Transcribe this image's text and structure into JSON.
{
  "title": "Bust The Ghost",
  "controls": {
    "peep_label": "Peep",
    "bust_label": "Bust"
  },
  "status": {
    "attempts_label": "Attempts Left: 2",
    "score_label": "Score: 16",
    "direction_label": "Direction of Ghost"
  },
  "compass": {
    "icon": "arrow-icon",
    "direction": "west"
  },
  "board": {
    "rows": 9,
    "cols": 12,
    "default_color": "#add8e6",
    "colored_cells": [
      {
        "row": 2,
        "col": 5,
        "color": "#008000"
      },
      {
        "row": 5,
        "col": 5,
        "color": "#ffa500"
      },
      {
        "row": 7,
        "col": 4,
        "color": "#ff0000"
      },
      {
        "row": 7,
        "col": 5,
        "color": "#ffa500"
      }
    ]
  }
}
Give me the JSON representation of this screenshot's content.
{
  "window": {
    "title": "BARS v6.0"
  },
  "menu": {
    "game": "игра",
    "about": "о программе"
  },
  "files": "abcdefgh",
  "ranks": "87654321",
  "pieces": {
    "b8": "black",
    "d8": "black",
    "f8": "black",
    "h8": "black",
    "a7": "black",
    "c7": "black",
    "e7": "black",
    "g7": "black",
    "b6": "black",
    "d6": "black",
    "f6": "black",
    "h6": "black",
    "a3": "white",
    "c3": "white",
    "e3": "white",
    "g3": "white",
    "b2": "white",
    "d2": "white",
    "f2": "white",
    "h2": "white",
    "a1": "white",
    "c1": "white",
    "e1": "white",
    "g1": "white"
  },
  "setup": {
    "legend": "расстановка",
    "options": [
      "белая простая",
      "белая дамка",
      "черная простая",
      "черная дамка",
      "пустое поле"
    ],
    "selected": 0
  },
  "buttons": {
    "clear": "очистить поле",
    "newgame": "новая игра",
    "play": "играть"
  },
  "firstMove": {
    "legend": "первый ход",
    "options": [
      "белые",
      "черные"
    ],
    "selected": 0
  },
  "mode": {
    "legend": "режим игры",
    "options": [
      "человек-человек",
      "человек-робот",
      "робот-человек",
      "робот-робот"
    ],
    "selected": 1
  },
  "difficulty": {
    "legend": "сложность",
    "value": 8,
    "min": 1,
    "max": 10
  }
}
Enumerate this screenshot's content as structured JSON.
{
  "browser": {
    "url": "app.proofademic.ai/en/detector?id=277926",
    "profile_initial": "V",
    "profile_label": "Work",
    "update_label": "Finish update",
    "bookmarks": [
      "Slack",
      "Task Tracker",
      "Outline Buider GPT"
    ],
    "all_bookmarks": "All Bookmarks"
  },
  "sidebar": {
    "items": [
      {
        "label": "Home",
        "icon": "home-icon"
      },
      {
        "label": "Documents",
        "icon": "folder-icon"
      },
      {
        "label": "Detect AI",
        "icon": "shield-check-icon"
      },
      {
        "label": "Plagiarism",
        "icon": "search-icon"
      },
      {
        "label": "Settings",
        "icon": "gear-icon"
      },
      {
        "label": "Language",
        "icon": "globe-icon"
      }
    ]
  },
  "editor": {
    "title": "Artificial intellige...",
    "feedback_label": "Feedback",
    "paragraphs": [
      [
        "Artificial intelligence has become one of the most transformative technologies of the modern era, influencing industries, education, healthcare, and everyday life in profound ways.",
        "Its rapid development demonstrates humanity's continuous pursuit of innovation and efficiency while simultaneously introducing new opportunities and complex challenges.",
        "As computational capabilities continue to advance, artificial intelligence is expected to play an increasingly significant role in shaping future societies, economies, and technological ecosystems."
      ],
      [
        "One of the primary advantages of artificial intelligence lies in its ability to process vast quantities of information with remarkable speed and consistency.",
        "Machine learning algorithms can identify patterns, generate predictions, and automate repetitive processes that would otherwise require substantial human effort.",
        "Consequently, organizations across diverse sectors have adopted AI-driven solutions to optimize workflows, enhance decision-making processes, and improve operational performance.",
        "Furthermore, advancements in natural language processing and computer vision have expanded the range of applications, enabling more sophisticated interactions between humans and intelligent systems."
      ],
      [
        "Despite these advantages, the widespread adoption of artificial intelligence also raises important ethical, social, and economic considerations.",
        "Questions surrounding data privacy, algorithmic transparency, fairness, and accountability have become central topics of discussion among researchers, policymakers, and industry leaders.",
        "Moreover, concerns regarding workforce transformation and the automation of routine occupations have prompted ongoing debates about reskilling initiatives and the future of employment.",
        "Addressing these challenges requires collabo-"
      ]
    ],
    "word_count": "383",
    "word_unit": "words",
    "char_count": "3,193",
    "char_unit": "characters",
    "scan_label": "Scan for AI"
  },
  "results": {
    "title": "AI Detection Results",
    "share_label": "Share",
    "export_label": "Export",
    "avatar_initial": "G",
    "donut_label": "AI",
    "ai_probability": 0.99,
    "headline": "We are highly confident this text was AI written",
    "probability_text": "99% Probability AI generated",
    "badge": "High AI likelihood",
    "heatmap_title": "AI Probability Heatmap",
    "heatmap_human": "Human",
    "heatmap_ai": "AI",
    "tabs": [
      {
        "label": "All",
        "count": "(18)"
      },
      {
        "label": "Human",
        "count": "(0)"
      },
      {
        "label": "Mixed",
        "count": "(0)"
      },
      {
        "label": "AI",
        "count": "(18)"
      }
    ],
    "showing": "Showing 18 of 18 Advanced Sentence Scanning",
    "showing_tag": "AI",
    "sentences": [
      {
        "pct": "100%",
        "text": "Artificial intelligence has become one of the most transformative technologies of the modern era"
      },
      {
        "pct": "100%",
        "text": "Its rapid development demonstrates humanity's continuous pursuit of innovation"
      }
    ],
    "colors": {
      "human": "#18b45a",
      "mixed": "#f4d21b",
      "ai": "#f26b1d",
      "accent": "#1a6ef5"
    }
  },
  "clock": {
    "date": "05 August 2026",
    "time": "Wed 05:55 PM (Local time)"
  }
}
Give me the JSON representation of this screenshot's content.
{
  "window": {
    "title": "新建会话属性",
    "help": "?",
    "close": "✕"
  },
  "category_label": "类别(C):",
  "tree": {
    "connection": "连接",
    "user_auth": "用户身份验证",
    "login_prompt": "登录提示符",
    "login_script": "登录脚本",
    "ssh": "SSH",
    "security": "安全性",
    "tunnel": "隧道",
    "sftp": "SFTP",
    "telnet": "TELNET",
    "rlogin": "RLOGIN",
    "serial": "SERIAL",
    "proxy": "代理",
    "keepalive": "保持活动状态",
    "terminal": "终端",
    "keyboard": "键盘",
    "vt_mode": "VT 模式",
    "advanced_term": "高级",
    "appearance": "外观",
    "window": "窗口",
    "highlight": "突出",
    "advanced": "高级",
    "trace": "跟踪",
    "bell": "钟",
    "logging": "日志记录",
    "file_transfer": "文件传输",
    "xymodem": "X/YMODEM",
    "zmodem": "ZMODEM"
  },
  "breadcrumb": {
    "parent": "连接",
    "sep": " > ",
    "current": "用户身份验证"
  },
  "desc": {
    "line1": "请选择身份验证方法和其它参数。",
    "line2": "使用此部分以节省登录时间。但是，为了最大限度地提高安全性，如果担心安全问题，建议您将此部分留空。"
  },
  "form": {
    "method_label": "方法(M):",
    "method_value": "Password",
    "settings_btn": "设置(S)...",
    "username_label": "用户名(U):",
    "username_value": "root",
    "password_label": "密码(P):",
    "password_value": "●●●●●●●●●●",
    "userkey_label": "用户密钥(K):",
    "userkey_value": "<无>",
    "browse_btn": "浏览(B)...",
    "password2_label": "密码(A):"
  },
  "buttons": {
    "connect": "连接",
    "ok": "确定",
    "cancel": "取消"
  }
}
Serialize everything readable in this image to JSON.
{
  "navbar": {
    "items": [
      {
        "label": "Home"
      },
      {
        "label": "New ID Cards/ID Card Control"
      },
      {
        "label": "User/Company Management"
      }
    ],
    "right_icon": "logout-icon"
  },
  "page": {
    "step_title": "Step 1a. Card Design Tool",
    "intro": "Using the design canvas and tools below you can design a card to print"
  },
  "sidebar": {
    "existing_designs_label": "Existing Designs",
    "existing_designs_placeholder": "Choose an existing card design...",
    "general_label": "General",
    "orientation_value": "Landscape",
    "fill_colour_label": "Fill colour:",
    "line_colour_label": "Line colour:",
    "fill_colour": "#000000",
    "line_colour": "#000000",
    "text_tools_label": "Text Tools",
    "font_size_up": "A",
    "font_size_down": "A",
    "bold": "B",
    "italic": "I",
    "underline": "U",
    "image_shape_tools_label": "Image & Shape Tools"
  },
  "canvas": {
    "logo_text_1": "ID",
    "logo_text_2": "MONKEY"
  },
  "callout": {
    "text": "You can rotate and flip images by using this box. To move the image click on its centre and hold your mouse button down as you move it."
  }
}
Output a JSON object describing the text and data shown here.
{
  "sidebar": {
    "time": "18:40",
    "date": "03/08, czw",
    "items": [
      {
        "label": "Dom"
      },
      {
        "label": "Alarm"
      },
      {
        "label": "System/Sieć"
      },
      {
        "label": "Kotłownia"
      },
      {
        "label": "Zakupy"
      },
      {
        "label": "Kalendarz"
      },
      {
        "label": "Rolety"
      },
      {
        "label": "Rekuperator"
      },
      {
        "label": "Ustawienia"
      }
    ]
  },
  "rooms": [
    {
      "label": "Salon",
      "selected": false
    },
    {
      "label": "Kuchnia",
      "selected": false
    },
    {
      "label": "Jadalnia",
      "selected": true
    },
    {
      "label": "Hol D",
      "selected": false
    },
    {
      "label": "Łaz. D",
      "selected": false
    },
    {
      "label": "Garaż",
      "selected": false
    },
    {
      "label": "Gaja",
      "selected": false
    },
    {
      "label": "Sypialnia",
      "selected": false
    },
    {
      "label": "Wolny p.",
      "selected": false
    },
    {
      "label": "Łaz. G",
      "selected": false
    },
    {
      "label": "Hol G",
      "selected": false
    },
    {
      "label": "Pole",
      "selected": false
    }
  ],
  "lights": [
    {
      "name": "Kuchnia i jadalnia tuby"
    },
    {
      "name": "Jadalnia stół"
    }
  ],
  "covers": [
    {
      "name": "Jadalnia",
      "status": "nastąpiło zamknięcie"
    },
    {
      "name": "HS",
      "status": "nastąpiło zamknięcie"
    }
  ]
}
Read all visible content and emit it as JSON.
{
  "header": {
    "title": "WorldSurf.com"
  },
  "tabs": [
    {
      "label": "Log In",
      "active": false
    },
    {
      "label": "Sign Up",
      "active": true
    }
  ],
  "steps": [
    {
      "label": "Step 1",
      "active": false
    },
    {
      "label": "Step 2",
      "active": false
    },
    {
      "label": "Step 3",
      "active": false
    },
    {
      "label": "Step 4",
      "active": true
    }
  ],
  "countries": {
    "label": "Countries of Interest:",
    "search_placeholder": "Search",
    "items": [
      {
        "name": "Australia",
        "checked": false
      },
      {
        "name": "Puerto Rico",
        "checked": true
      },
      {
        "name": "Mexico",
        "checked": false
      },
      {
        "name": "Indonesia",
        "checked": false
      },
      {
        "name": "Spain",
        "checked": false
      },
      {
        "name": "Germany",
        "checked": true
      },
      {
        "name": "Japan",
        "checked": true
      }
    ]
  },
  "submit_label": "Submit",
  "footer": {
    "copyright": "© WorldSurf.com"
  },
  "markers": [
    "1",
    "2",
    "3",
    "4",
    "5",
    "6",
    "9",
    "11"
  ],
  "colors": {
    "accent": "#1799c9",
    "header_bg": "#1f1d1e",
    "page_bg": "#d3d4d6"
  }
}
----
Task statement | Isolate the lines that hold the word "Kuchnia" and copy all of them.

Task solution |
      "label": "Kuchnia",
      "name": "Kuchnia i jadalnia tuby"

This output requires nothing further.